The records:

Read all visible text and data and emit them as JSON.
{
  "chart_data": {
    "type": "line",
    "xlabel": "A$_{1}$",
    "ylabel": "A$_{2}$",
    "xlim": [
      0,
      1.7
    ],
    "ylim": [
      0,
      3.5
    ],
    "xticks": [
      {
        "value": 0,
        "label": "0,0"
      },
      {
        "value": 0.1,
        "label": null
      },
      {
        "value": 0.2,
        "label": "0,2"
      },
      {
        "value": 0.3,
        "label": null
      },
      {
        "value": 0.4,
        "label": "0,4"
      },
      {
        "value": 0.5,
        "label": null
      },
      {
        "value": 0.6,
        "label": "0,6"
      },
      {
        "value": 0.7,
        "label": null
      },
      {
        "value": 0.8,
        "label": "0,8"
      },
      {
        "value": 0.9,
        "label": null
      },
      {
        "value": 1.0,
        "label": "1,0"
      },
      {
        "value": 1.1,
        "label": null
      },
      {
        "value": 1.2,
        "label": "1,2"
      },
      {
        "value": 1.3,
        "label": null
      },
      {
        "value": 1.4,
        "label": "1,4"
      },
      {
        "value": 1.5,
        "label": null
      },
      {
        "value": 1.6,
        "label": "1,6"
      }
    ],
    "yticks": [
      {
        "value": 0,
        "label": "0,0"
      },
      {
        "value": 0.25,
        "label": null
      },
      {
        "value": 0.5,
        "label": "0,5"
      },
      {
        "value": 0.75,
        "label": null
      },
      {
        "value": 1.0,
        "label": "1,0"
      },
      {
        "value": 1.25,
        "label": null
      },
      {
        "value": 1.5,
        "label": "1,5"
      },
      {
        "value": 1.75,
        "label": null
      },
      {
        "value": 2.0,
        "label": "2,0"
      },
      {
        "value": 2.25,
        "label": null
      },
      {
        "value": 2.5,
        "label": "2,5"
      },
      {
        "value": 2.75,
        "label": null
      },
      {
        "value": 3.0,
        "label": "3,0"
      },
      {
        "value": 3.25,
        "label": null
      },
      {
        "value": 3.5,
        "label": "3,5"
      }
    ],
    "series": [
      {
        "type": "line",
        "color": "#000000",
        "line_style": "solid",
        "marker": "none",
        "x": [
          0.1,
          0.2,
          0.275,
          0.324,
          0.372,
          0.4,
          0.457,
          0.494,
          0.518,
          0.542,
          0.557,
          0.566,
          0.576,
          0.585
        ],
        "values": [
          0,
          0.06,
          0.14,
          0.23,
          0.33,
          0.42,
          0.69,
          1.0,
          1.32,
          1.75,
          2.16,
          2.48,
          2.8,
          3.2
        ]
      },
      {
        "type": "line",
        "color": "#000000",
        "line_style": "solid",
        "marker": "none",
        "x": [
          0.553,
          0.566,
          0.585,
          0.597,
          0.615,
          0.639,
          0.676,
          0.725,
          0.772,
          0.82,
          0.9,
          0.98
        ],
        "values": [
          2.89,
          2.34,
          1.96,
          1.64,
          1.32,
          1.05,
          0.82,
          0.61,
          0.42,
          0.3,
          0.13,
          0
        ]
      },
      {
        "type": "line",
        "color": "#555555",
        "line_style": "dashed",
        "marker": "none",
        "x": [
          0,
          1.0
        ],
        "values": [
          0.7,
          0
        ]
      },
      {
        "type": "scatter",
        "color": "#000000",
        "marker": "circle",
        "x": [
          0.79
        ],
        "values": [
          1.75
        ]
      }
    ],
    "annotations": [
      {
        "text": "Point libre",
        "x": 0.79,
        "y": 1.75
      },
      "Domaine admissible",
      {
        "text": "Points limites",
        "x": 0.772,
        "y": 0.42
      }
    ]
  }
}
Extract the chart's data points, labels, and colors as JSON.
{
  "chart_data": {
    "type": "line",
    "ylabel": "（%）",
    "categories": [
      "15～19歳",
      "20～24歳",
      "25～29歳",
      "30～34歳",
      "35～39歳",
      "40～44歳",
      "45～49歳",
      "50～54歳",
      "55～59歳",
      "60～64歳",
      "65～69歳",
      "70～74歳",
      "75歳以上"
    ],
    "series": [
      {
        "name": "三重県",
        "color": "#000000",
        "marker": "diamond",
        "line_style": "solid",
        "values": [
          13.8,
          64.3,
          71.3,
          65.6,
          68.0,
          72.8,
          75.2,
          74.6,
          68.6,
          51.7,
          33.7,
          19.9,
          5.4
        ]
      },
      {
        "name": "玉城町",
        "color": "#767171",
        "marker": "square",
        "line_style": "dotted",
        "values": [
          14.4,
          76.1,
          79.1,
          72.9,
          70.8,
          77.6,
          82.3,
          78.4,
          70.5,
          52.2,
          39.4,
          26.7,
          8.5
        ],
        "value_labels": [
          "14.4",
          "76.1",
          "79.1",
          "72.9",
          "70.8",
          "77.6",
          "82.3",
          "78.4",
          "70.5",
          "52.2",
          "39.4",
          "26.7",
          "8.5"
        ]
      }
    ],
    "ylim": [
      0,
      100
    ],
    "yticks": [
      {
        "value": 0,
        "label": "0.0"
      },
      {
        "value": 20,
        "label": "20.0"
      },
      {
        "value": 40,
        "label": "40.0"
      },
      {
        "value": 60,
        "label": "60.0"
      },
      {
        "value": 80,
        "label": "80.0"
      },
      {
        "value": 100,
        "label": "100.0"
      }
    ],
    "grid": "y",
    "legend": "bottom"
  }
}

Work instructions:
Exactly reproduce every line found in the records.

Finished answer:
Read all visible text and data and emit them as JSON.
{
  "chart_data": {
    "type": "line",
    "xlabel": "A$_{1}$",
    "ylabel": "A$_{2}$",
    "xlim": [
      0,
      1.7
    ],
    "ylim": [
      0,
      3.5
    ],
    "xticks": [
      {
        "value": 0,
        "label": "0,0"
      },
      {
        "value": 0.1,
        "label": null
      },
      {
        "value": 0.2,
        "label": "0,2"
      },
      {
        "value": 0.3,
        "label": null
      },
      {
        "value": 0.4,
        "label": "0,4"
      },
      {
        "value": 0.5,
        "label": null
      },
      {
        "value": 0.6,
        "label": "0,6"
      },
      {
        "value": 0.7,
        "label": null
      },
      {
        "value": 0.8,
        "label": "0,8"
      },
      {
        "value": 0.9,
        "label": null
      },
      {
        "value": 1.0,
        "label": "1,0"
      },
      {
        "value": 1.1,
        "label": null
      },
      {
        "value": 1.2,
        "label": "1,2"
      },
      {
        "value": 1.3,
        "label": null
      },
      {
        "value": 1.4,
        "label": "1,4"
      },
      {
        "value": 1.5,
        "label": null
      },
      {
        "value": 1.6,
        "label": "1,6"
      }
    ],
    "yticks": [
      {
        "value": 0,
        "label": "0,0"
      },
      {
        "value": 0.25,
        "label": null
      },
      {
        "value": 0.5,
        "label": "0,5"
      },
      {
        "value": 0.75,
        "label": null
      },
      {
        "value": 1.0,
        "label": "1,0"
      },
      {
        "value": 1.25,
        "label": null
      },
      {
        "value": 1.5,
        "label": "1,5"
      },
      {
        "value": 1.75,
        "label": null
      },
      {
        "value": 2.0,
        "label": "2,0"
      },
      {
        "value": 2.25,
        "label": null
      },
      {
        "value": 2.5,
        "label": "2,5"
      },
      {
        "value": 2.75,
        "label": null
      },
      {
        "value": 3.0,
        "label": "3,0"
      },
      {
        "value": 3.25,
        "label": null
      },
      {
        "value": 3.5,
        "label": "3,5"
      }
    ],
    "series": [
      {
        "type": "line",
        "color": "#000000",
        "line_style": "solid",
        "marker": "none",
        "x": [
          0.1,
          0.2,
          0.275,
          0.324,
          0.372,
          0.4,
          0.457,
          0.494,
          0.518,
          0.542,
          0.557,
          0.566,
          0.576,
          0.585
        ],
        "values": [
          0,
          0.06,
          0.14,
          0.23,
          0.33,
          0.42,
          0.69,
          1.0,
          1.32,
          1.75,
          2.16,
          2.48,
          2.8,
          3.2
        ]
      },
      {
        "type": "line",
        "color": "#000000",
        "line_style": "solid",
        "marker": "none",
        "x": [
          0.553,
          0.566,
          0.585,
          0.597,
          0.615,
          0.639,
          0.676,
          0.725,
          0.772,
          0.82,
          0.9,
          0.98
        ],
        "values": [
          2.89,
          2.34,
          1.96,
          1.64,
          1.32,
          1.05,
          0.82,
          0.61,
          0.42,
          0.3,
          0.13,
          0
        ]
      },
      {
        "type": "line",
        "color": "#555555",
        "line_style": "dashed",
        "marker": "none",
        "x": [
          0,
          1.0
        ],
        "values": [
          0.7,
          0
        ]
      },
      {
        "type": "scatter",
        "color": "#000000",
        "marker": "circle",
        "x": [
          0.79
        ],
        "values": [
          1.75
        ]
      }
    ],
    "annotations": [
      {
        "text": "Point libre",
        "x": 0.79,
        "y": 1.75
      },
      "Domaine admissible",
      {
        "text": "Points limites",
        "x": 0.772,
        "y": 0.42
      }
    ]
  }
}
Extract the chart's data points, labels, and colors as JSON.
{
  "chart_data": {
    "type": "line",
    "ylabel": "（%）",
    "categories": [
      "15～19歳",
      "20～24歳",
      "25～29歳",
      "30～34歳",
      "35～39歳",
      "40～44歳",
      "45～49歳",
      "50～54歳",
      "55～59歳",
      "60～64歳",
      "65～69歳",
      "70～74歳",
      "75歳以上"
    ],
    "series": [
      {
        "name": "三重県",
        "color": "#000000",
        "marker": "diamond",
        "line_style": "solid",
        "values": [
          13.8,
          64.3,
          71.3,
          65.6,
          68.0,
          72.8,
          75.2,
          74.6,
          68.6,
          51.7,
          33.7,
          19.9,
          5.4
        ]
      },
      {
        "name": "玉城町",
        "color": "#767171",
        "marker": "square",
        "line_style": "dotted",
        "values": [
          14.4,
          76.1,
          79.1,
          72.9,
          70.8,
          77.6,
          82.3,
          78.4,
          70.5,
          52.2,
          39.4,
          26.7,
          8.5
        ],
        "value_labels": [
          "14.4",
          "76.1",
          "79.1",
          "72.9",
          "70.8",
          "77.6",
          "82.3",
          "78.4",
          "70.5",
          "52.2",
          "39.4",
          "26.7",
          "8.5"
        ]
      }
    ],
    "ylim": [
      0,
      100
    ],
    "yticks": [
      {
        "value": 0,
        "label": "0.0"
      },
      {
        "value": 20,
        "label": "20.0"
      },
      {
        "value": 40,
        "label": "40.0"
      },
      {
        "value": 60,
        "label": "60.0"
      },
      {
        "value": 80,
        "label": "80.0"
      },
      {
        "value": 100,
        "label": "100.0"
      }
    ],
    "grid": "y",
    "legend": "bottom"
  }
}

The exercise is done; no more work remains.